▶ [Instruction]
Reproduce the entries below in full, word for word.

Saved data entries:
-=-=-=-=-

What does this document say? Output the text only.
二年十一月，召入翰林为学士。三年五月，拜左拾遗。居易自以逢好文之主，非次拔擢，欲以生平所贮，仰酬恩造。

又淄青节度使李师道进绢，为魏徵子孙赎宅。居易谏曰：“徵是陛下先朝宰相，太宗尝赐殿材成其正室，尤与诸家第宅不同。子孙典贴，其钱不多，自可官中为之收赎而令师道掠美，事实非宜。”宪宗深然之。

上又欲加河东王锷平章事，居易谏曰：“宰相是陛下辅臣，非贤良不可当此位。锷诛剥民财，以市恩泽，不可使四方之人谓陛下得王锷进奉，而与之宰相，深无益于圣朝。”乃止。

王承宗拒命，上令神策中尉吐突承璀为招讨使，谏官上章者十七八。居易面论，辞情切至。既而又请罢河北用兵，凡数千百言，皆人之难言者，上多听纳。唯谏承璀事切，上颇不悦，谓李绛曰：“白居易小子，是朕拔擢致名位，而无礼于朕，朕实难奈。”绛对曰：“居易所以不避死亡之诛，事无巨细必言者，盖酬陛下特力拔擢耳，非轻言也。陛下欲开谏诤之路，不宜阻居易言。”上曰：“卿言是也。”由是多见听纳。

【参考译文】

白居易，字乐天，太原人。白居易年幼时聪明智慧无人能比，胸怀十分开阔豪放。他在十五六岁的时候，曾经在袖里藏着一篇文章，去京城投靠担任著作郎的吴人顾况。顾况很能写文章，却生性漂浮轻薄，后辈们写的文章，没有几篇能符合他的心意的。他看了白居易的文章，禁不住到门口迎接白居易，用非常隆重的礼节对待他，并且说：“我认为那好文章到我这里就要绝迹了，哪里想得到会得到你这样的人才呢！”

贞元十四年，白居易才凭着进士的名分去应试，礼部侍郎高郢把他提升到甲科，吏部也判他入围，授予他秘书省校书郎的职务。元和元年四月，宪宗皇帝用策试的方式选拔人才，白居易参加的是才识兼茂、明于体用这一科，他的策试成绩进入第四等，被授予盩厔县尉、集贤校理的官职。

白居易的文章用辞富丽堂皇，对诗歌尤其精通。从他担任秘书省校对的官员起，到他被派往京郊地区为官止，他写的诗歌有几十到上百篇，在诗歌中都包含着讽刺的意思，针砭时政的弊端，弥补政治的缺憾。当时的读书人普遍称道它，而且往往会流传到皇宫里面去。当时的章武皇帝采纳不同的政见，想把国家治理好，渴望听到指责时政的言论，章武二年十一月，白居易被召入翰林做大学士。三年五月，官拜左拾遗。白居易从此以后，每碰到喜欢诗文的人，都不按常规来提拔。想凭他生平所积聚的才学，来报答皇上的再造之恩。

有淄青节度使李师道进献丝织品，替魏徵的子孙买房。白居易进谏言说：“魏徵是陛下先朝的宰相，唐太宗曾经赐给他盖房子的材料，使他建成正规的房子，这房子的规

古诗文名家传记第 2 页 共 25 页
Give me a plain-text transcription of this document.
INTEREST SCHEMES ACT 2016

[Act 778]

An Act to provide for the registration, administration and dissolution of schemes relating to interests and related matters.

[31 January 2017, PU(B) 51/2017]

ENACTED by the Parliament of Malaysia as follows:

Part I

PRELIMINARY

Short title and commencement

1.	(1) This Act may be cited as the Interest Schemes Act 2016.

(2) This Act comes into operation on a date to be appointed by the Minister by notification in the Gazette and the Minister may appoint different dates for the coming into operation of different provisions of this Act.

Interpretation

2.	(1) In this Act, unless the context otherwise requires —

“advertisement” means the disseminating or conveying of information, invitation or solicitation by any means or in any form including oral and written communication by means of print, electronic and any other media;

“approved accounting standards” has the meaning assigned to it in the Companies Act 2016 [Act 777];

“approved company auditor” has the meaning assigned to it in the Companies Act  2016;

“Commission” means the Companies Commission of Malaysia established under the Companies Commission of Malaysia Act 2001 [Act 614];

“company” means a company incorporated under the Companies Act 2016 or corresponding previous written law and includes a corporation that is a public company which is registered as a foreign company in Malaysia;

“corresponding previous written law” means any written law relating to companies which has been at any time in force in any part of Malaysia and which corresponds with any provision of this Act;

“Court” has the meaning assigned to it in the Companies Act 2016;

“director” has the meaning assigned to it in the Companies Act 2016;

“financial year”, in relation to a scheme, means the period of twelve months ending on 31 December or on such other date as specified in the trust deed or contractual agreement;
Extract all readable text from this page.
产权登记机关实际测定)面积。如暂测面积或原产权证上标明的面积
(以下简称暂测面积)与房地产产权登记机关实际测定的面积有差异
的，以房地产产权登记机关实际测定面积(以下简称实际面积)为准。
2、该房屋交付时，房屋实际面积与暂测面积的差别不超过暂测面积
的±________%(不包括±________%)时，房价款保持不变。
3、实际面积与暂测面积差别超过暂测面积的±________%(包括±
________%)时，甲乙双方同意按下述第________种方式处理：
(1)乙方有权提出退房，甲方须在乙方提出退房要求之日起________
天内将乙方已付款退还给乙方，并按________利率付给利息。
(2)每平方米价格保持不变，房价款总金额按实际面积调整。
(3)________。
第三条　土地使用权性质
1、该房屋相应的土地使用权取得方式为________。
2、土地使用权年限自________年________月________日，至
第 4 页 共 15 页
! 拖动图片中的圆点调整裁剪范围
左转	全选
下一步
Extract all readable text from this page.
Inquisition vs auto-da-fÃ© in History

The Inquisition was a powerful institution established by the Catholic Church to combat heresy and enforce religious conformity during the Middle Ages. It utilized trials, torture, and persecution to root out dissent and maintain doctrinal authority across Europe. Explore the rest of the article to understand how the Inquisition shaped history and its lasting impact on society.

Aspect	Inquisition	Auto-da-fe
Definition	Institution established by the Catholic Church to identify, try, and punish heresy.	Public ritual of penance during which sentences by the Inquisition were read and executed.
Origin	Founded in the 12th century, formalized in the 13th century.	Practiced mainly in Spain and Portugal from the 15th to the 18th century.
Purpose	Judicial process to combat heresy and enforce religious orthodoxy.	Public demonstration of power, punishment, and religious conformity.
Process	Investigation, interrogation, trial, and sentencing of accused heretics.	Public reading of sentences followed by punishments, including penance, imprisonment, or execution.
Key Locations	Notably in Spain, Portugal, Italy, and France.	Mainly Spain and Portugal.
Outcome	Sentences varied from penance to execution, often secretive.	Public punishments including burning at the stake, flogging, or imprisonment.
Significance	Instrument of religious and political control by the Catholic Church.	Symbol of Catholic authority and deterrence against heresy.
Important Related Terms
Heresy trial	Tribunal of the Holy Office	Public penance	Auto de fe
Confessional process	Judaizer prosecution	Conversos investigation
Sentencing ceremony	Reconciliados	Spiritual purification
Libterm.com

-=-=-=-=-

▶ [The response]
What does this document say? Output the text only.
二年十一月，召入翰林为学士。三年五月，拜左拾遗。居易自以逢好文之主，非次拔擢，欲以生平所贮，仰酬恩造。

又淄青节度使李师道进绢，为魏徵子孙赎宅。居易谏曰：“徵是陛下先朝宰相，太宗尝赐殿材成其正室，尤与诸家第宅不同。子孙典贴，其钱不多，自可官中为之收赎而令师道掠美，事实非宜。”宪宗深然之。

上又欲加河东王锷平章事，居易谏曰：“宰相是陛下辅臣，非贤良不可当此位。锷诛剥民财，以市恩泽，不可使四方之人谓陛下得王锷进奉，而与之宰相，深无益于圣朝。”乃止。

王承宗拒命，上令神策中尉吐突承璀为招讨使，谏官上章者十七八。居易面论，辞情切至。既而又请罢河北用兵，凡数千百言，皆人之难言者，上多听纳。唯谏承璀事切，上颇不悦，谓李绛曰：“白居易小子，是朕拔擢致名位，而无礼于朕，朕实难奈。”绛对曰：“居易所以不避死亡之诛，事无巨细必言者，盖酬陛下特力拔擢耳，非轻言也。陛下欲开谏诤之路，不宜阻居易言。”上曰：“卿言是也。”由是多见听纳。

【参考译文】

白居易，字乐天，太原人。白居易年幼时聪明智慧无人能比，胸怀十分开阔豪放。他在十五六岁的时候，曾经在袖里藏着一篇文章，去京城投靠担任著作郎的吴人顾况。顾况很能写文章，却生性漂浮轻薄，后辈们写的文章，没有几篇能符合他的心意的。他看了白居易的文章，禁不住到门口迎接白居易，用非常隆重的礼节对待他，并且说：“我认为那好文章到我这里就要绝迹了，哪里想得到会得到你这样的人才呢！”

贞元十四年，白居易才凭着进士的名分去应试，礼部侍郎高郢把他提升到甲科，吏部也判他入围，授予他秘书省校书郎的职务。元和元年四月，宪宗皇帝用策试的方式选拔人才，白居易参加的是才识兼茂、明于体用这一科，他的策试成绩进入第四等，被授予盩厔县尉、集贤校理的官职。

白居易的文章用辞富丽堂皇，对诗歌尤其精通。从他担任秘书省校对的官员起，到他被派往京郊地区为官止，他写的诗歌有几十到上百篇，在诗歌中都包含着讽刺的意思，针砭时政的弊端，弥补政治的缺憾。当时的读书人普遍称道它，而且往往会流传到皇宫里面去。当时的章武皇帝采纳不同的政见，想把国家治理好，渴望听到指责时政的言论，章武二年十一月，白居易被召入翰林做大学士。三年五月，官拜左拾遗。白居易从此以后，每碰到喜欢诗文的人，都不按常规来提拔。想凭他生平所积聚的才学，来报答皇上的再造之恩。

有淄青节度使李师道进献丝织品，替魏徵的子孙买房。白居易进谏言说：“魏徵是陛下先朝的宰相，唐太宗曾经赐给他盖房子的材料，使他建成正规的房子，这房子的规

古诗文名家传记第 2 页 共 25 页
Give me a plain-text transcription of this document.
INTEREST SCHEMES ACT 2016

[Act 778]

An Act to provide for the registration, administration and dissolution of schemes relating to interests and related matters.

[31 January 2017, PU(B) 51/2017]

ENACTED by the Parliament of Malaysia as follows:

Part I

PRELIMINARY

Short title and commencement

1.	(1) This Act may be cited as the Interest Schemes Act 2016.

(2) This Act comes into operation on a date to be appointed by the Minister by notification in the Gazette and the Minister may appoint different dates for the coming into operation of different provisions of this Act.

Interpretation

2.	(1) In this Act, unless the context otherwise requires —

“advertisement” means the disseminating or conveying of information, invitation or solicitation by any means or in any form including oral and written communication by means of print, electronic and any other media;

“approved accounting standards” has the meaning assigned to it in the Companies Act 2016 [Act 777];

“approved company auditor” has the meaning assigned to it in the Companies Act  2016;

“Commission” means the Companies Commission of Malaysia established under the Companies Commission of Malaysia Act 2001 [Act 614];

“company” means a company incorporated under the Companies Act 2016 or corresponding previous written law and includes a corporation that is a public company which is registered as a foreign company in Malaysia;

“corresponding previous written law” means any written law relating to companies which has been at any time in force in any part of Malaysia and which corresponds with any provision of this Act;

“Court” has the meaning assigned to it in the Companies Act 2016;

“director” has the meaning assigned to it in the Companies Act 2016;

“financial year”, in relation to a scheme, means the period of twelve months ending on 31 December or on such other date as specified in the trust deed or contractual agreement;
Extract all readable text from this page.
产权登记机关实际测定)面积。如暂测面积或原产权证上标明的面积
(以下简称暂测面积)与房地产产权登记机关实际测定的面积有差异
的，以房地产产权登记机关实际测定面积(以下简称实际面积)为准。
2、该房屋交付时，房屋实际面积与暂测面积的差别不超过暂测面积
的±________%(不包括±________%)时，房价款保持不变。
3、实际面积与暂测面积差别超过暂测面积的±________%(包括±
________%)时，甲乙双方同意按下述第________种方式处理：
(1)乙方有权提出退房，甲方须在乙方提出退房要求之日起________
天内将乙方已付款退还给乙方，并按________利率付给利息。
(2)每平方米价格保持不变，房价款总金额按实际面积调整。
(3)________。
第三条　土地使用权性质
1、该房屋相应的土地使用权取得方式为________。
2、土地使用权年限自________年________月________日，至
第 4 页 共 15 页
! 拖动图片中的圆点调整裁剪范围
左转	全选
下一步
Extract all readable text from this page.
Inquisition vs auto-da-fÃ© in History

The Inquisition was a powerful institution established by the Catholic Church to combat heresy and enforce religious conformity during the Middle Ages. It utilized trials, torture, and persecution to root out dissent and maintain doctrinal authority across Europe. Explore the rest of the article to understand how the Inquisition shaped history and its lasting impact on society.

Aspect	Inquisition	Auto-da-fe
Definition	Institution established by the Catholic Church to identify, try, and punish heresy.	Public ritual of penance during which sentences by the Inquisition were read and executed.
Origin	Founded in the 12th century, formalized in the 13th century.	Practiced mainly in Spain and Portugal from the 15th to the 18th century.
Purpose	Judicial process to combat heresy and enforce religious orthodoxy.	Public demonstration of power, punishment, and religious conformity.
Process	Investigation, interrogation, trial, and sentencing of accused heretics.	Public reading of sentences followed by punishments, including penance, imprisonment, or execution.
Key Locations	Notably in Spain, Portugal, Italy, and France.	Mainly Spain and Portugal.
Outcome	Sentences varied from penance to execution, often secretive.	Public punishments including burning at the stake, flogging, or imprisonment.
Significance	Instrument of religious and political control by the Catholic Church.	Symbol of Catholic authority and deterrence against heresy.
Important Related Terms
Heresy trial	Tribunal of the Holy Office	Public penance	Auto de fe
Confessional process	Judaizer prosecution	Conversos investigation
Sentencing ceremony	Reconciliados	Spiritual purification
Libterm.com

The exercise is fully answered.